Brief. Carry none of the pictures over; set down the material below exactly.

── Material supplied ──

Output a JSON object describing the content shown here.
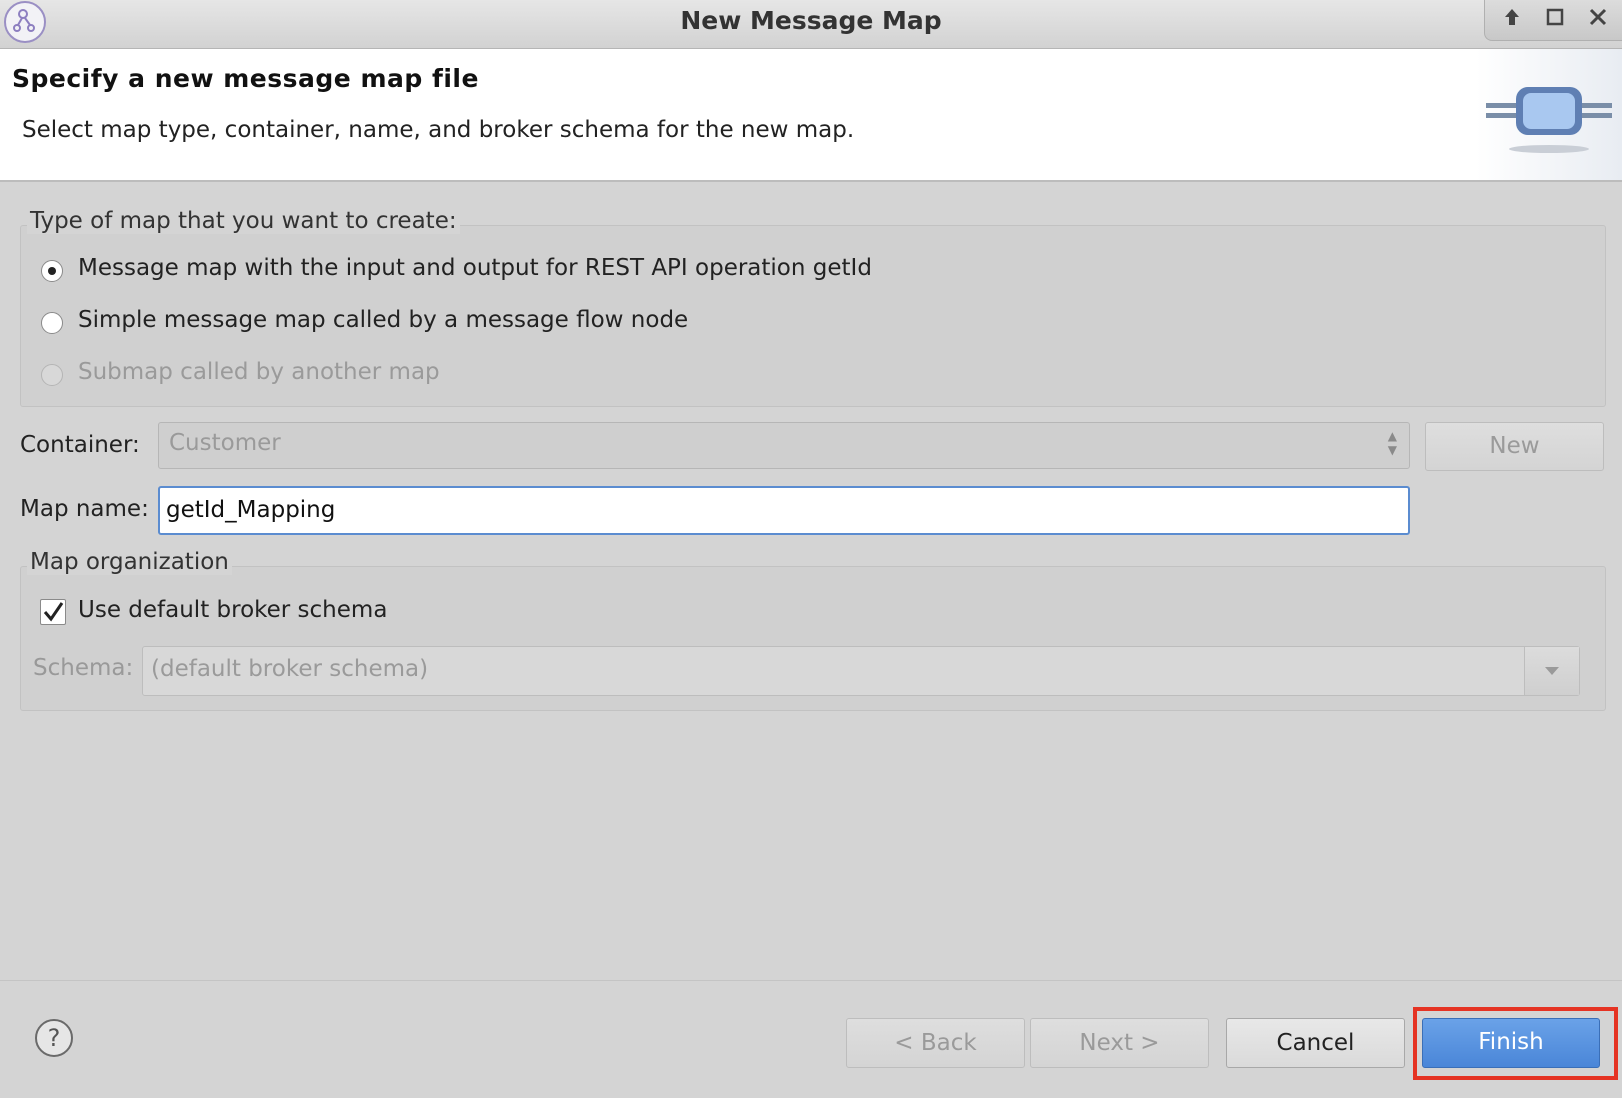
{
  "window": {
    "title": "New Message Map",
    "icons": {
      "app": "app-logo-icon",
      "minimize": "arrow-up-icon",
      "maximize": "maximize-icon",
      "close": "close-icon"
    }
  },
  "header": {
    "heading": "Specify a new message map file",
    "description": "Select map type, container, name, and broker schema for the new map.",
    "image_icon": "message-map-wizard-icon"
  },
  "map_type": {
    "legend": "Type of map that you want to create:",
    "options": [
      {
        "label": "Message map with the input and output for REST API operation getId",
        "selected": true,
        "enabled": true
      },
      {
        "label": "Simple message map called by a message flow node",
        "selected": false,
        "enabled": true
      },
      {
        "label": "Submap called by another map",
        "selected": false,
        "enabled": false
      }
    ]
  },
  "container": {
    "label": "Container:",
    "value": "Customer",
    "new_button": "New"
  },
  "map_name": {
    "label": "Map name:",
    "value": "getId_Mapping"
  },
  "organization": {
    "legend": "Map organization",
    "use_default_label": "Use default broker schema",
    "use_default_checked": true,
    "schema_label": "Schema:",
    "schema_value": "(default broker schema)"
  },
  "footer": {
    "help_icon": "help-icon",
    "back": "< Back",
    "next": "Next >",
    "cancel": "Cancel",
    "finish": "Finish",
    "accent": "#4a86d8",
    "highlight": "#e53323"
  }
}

───

Output.
Output a JSON object describing the content shown here.
{
  "window": {
    "title": "New Message Map",
    "icons": {
      "app": "app-logo-icon",
      "minimize": "arrow-up-icon",
      "maximize": "maximize-icon",
      "close": "close-icon"
    }
  },
  "header": {
    "heading": "Specify a new message map file",
    "description": "Select map type, container, name, and broker schema for the new map.",
    "image_icon": "message-map-wizard-icon"
  },
  "map_type": {
    "legend": "Type of map that you want to create:",
    "options": [
      {
        "label": "Message map with the input and output for REST API operation getId",
        "selected": true,
        "enabled": true
      },
      {
        "label": "Simple message map called by a message flow node",
        "selected": false,
        "enabled": true
      },
      {
        "label": "Submap called by another map",
        "selected": false,
        "enabled": false
      }
    ]
  },
  "container": {
    "label": "Container:",
    "value": "Customer",
    "new_button": "New"
  },
  "map_name": {
    "label": "Map name:",
    "value": "getId_Mapping"
  },
  "organization": {
    "legend": "Map organization",
    "use_default_label": "Use default broker schema",
    "use_default_checked": true,
    "schema_label": "Schema:",
    "schema_value": "(default broker schema)"
  },
  "footer": {
    "help_icon": "help-icon",
    "back": "< Back",
    "next": "Next >",
    "cancel": "Cancel",
    "finish": "Finish",
    "accent": "#4a86d8",
    "highlight": "#e53323"
  }
}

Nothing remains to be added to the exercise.